# Start of Records shown
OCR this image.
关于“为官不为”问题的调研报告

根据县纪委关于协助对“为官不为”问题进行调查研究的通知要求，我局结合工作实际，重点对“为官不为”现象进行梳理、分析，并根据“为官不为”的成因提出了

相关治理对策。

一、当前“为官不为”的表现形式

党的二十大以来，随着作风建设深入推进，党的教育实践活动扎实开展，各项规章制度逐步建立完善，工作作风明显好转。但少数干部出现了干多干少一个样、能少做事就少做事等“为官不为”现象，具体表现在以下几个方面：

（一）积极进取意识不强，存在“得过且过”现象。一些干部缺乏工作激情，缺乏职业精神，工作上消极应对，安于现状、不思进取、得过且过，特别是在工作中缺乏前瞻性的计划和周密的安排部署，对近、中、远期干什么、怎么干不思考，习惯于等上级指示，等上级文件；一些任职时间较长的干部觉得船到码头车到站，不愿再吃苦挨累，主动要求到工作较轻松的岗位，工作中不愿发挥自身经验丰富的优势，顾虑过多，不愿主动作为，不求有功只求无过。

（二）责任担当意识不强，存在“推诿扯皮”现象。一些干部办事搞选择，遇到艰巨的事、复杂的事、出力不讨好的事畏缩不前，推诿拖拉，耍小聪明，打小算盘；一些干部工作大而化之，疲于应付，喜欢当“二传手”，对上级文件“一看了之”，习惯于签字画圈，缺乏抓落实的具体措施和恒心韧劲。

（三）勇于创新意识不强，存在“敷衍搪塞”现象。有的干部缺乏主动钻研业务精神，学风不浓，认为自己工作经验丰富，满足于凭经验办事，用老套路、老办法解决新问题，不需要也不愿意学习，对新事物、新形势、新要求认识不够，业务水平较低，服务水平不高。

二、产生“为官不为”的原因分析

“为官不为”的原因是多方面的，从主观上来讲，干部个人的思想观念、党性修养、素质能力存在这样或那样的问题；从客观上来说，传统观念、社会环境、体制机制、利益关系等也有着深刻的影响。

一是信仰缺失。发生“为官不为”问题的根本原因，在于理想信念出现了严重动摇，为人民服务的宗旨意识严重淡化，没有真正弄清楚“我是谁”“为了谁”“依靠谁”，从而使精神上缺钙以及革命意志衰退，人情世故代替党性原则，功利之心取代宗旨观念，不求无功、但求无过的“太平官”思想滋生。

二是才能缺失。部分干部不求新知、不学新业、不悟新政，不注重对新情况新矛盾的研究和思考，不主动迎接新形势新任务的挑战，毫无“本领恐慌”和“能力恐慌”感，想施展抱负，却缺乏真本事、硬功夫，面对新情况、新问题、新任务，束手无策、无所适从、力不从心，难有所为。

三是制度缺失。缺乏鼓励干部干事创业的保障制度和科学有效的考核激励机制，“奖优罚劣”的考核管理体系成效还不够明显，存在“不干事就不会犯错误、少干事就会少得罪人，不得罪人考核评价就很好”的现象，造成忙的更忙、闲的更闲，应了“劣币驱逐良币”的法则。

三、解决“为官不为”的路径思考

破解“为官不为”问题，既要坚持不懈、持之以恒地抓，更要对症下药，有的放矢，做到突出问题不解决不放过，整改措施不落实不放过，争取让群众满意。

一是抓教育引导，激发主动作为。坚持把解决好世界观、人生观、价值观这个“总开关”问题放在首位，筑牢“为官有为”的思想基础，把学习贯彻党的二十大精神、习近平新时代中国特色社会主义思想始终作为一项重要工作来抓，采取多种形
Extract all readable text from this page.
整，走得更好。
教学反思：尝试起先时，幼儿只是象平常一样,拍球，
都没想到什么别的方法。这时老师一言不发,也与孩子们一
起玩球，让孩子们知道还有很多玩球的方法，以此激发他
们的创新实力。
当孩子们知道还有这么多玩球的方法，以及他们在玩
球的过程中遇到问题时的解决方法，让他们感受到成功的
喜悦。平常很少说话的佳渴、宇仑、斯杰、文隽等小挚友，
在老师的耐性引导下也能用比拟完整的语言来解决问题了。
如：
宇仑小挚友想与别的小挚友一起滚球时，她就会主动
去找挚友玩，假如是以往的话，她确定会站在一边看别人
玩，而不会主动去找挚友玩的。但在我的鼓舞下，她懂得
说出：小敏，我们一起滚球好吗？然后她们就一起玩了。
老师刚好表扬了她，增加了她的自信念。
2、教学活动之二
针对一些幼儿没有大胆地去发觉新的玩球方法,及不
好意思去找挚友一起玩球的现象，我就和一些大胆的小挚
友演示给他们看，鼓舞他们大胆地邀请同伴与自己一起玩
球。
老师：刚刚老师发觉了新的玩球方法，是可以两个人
# End of Records shown
# Start of Records shown
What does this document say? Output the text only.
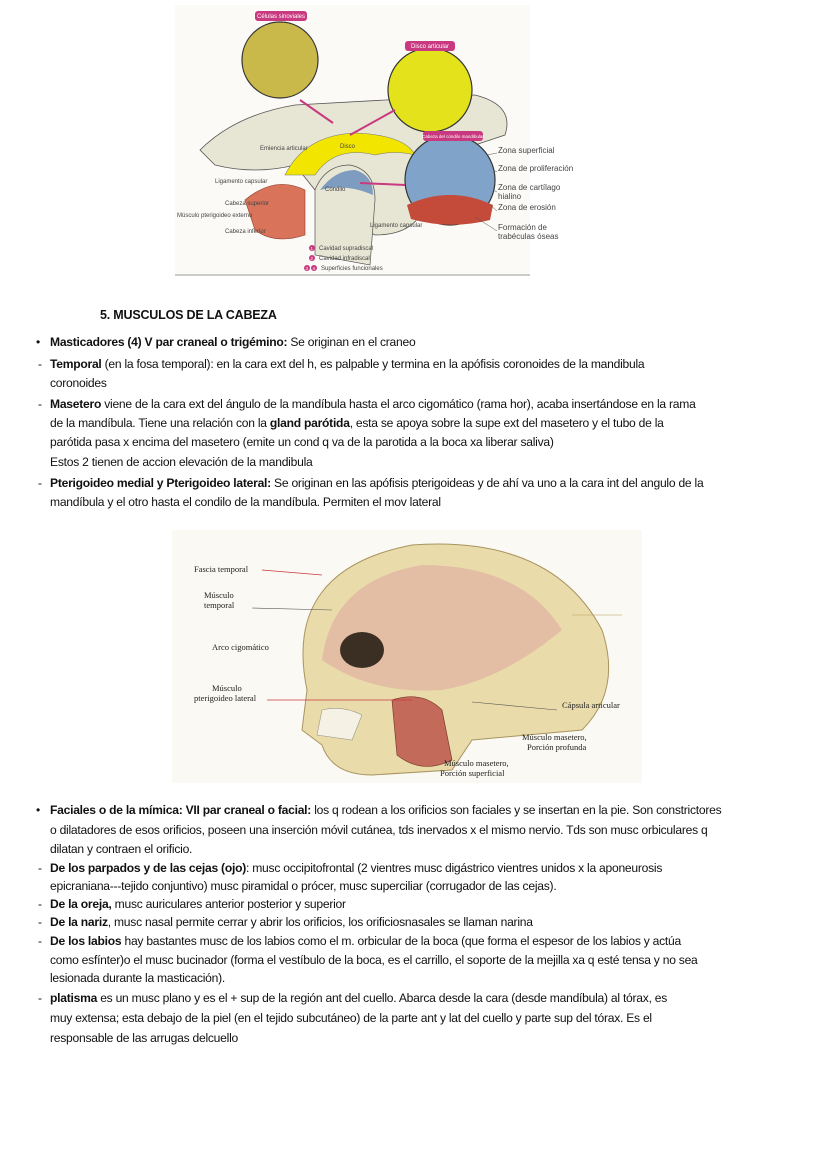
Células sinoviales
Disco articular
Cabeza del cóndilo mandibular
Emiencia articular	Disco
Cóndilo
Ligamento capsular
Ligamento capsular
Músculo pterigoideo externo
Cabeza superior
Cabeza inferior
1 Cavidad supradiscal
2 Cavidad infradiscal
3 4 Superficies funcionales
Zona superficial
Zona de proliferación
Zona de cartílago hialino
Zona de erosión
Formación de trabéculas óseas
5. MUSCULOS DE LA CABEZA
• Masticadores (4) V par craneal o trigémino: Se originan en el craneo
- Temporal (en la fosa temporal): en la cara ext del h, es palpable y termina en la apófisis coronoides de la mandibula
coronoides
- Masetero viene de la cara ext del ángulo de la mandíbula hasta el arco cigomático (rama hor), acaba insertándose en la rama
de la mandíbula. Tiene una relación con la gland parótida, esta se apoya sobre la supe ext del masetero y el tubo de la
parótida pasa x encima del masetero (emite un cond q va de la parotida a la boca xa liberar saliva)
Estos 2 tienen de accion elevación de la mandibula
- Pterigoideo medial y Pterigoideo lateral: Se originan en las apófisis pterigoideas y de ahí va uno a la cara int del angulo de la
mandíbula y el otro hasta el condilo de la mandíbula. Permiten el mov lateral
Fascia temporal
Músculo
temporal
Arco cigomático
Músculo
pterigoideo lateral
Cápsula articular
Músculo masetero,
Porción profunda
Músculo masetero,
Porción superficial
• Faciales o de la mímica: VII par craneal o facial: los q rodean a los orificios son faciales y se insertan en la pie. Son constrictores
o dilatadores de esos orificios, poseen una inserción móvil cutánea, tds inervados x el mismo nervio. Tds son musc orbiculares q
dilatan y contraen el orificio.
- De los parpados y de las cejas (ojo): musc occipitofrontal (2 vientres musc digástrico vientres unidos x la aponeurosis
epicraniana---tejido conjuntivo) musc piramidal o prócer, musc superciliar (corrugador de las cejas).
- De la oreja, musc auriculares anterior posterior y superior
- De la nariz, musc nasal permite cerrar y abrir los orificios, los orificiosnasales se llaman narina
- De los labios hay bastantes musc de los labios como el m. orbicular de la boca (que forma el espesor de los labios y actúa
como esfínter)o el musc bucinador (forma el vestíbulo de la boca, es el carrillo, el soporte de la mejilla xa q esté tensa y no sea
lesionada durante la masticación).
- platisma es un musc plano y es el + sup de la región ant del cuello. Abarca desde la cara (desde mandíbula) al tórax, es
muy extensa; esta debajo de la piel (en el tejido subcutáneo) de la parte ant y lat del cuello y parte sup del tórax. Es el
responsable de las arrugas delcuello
# End of Records shown
Of the lines in the material above, state how many contain the string "Porción"; give no other text.

2